__SHORT TASK__: Search the records for the word "Start" and pick out every line that has it.

Data items
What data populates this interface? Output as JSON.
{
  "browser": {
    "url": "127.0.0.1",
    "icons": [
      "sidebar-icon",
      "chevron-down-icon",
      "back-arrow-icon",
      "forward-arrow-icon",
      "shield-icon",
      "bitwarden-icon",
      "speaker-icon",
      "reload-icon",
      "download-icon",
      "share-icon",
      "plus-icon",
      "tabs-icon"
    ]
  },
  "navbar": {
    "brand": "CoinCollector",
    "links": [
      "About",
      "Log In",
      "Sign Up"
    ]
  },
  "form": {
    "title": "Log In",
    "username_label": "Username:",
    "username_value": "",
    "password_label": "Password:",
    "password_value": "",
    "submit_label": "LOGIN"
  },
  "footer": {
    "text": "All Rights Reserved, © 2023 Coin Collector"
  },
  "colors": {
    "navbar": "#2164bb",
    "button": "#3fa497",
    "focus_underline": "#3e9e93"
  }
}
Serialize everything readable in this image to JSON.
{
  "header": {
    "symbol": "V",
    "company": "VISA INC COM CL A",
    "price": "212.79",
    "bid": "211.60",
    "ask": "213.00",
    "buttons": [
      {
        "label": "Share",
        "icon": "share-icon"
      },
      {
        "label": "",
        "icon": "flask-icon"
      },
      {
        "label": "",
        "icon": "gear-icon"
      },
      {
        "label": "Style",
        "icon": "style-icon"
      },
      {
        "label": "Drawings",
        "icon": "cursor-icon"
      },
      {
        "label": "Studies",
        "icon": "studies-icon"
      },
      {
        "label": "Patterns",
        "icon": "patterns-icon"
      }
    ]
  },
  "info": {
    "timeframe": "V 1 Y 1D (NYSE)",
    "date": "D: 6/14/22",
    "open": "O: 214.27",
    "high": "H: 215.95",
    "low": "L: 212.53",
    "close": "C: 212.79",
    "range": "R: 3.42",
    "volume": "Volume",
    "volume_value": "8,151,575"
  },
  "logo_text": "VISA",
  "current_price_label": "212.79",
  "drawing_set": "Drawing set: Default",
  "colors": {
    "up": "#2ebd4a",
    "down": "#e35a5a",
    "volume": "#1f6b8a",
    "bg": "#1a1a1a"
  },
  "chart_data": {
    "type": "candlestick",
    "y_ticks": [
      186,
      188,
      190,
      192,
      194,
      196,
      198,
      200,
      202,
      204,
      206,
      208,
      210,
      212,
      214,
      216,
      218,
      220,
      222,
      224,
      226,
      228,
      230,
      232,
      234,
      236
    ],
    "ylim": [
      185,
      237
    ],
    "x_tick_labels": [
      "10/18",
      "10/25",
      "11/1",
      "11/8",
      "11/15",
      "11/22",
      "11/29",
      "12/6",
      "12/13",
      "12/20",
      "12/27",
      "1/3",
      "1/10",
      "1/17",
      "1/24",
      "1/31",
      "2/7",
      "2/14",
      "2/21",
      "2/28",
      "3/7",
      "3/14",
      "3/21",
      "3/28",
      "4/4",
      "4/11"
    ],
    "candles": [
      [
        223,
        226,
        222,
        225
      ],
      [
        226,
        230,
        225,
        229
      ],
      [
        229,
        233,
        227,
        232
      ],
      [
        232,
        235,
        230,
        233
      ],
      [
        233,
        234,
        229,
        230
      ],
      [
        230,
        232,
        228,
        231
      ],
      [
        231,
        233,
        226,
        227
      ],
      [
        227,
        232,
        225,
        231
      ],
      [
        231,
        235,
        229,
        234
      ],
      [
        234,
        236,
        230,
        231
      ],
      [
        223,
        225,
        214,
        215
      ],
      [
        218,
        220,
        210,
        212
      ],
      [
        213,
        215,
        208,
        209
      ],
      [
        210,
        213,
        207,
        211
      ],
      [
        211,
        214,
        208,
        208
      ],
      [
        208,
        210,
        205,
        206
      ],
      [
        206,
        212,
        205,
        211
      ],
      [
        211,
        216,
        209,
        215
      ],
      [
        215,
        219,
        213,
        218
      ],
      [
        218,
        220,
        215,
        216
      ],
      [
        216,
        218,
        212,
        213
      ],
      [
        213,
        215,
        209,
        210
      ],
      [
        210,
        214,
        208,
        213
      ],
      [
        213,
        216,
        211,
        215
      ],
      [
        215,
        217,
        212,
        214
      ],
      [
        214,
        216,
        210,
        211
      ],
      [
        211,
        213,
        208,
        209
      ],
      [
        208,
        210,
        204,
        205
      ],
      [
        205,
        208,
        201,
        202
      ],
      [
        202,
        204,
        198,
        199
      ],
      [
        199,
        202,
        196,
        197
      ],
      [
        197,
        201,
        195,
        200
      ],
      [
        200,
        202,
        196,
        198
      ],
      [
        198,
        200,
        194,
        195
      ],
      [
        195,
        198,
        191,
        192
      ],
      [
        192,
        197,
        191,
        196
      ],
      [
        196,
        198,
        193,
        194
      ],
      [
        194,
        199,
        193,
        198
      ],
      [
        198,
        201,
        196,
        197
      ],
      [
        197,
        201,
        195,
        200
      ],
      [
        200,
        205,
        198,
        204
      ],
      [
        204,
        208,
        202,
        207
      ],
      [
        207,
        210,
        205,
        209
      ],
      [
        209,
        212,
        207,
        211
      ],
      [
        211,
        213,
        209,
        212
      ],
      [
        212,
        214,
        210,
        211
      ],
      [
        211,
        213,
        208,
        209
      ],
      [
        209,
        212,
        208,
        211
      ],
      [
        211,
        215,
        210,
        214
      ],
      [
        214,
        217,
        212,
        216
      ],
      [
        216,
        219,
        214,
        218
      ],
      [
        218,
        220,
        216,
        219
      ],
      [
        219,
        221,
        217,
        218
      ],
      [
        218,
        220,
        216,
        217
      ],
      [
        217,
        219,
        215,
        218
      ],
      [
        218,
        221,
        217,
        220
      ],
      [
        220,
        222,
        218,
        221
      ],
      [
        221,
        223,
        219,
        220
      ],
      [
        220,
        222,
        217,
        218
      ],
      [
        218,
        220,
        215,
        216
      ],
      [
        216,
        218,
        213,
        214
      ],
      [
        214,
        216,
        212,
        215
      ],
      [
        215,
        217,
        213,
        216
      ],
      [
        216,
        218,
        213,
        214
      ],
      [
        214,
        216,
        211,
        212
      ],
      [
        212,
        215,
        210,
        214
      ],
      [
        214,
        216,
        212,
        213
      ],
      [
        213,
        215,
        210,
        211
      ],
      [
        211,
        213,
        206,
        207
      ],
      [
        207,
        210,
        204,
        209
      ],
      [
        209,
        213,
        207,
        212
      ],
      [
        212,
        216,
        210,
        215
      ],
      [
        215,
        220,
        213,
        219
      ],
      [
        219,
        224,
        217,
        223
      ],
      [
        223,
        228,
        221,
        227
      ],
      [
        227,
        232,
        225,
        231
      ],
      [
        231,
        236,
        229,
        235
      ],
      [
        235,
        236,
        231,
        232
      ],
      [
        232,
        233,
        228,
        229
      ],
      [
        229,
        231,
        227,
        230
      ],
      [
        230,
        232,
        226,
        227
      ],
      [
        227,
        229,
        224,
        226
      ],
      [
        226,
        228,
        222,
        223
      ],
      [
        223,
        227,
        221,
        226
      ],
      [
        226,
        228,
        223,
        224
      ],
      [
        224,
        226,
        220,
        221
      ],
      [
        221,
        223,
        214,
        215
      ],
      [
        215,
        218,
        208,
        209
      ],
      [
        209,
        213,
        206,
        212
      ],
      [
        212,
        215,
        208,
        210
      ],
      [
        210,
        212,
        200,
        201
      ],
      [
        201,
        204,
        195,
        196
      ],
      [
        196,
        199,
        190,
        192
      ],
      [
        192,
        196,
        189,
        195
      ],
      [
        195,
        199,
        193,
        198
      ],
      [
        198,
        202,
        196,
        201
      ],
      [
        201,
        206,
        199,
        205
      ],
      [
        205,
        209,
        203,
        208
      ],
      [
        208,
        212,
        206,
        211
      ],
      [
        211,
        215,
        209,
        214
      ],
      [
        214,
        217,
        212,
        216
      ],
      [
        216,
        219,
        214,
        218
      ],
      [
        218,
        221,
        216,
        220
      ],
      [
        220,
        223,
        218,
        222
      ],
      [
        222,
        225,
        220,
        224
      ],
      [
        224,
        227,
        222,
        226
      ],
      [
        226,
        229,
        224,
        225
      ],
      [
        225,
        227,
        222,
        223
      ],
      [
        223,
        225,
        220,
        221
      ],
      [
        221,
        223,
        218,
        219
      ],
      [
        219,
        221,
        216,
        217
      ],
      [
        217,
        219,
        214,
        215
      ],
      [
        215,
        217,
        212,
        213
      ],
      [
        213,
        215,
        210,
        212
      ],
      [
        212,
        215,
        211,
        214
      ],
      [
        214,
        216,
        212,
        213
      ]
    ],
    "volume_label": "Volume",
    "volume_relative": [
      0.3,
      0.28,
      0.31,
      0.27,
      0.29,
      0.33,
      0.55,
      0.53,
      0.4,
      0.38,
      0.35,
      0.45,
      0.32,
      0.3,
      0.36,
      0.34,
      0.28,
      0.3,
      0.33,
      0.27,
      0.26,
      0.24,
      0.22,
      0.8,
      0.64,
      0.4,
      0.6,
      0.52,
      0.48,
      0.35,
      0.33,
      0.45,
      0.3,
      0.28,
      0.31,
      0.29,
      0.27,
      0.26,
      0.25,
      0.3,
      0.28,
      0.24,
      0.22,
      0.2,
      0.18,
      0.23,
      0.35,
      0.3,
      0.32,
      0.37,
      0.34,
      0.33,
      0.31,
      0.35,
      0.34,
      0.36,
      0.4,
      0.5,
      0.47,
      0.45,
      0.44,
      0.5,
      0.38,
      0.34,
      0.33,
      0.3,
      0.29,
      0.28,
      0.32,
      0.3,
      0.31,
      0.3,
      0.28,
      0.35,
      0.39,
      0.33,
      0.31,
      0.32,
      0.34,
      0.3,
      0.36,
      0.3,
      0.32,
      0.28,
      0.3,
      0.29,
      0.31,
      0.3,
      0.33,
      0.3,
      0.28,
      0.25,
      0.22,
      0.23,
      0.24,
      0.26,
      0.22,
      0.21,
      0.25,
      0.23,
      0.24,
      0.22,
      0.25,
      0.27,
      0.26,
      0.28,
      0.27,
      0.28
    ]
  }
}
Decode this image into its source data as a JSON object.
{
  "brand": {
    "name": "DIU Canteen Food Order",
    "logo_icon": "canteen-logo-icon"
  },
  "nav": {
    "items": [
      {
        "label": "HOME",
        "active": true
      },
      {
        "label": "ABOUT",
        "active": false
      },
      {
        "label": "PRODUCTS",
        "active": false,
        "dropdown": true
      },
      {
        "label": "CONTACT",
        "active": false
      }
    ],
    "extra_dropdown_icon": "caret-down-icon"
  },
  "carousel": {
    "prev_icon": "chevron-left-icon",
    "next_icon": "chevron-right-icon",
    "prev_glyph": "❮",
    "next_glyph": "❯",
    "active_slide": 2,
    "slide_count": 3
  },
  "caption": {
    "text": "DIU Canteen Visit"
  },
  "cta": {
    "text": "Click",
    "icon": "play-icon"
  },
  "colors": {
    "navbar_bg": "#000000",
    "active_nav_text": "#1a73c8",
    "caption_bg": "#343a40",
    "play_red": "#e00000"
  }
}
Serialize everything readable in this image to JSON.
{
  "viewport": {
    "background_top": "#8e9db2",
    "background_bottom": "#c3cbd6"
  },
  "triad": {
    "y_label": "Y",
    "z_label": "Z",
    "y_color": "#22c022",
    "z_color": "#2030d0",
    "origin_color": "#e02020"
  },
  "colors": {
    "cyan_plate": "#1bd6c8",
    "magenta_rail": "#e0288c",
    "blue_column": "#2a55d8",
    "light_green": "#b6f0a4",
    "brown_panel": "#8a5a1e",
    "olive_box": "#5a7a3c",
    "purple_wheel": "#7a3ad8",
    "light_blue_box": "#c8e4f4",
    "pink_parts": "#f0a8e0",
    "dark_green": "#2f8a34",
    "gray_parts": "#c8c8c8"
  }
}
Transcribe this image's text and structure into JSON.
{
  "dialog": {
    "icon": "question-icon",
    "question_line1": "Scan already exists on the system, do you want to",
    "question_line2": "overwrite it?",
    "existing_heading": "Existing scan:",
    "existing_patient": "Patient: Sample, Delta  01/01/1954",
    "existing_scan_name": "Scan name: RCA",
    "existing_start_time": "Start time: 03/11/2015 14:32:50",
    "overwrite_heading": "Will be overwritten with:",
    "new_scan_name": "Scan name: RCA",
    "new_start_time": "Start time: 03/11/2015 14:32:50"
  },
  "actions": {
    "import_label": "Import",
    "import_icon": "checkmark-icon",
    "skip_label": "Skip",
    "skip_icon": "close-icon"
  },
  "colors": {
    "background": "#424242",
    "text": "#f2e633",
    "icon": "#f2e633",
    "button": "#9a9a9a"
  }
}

__FULL SOLUTION__:
    "existing_start_time": "Start time: 03/11/2015 14:32:50",
    "new_start_time": "Start time: 03/11/2015 14:32:50"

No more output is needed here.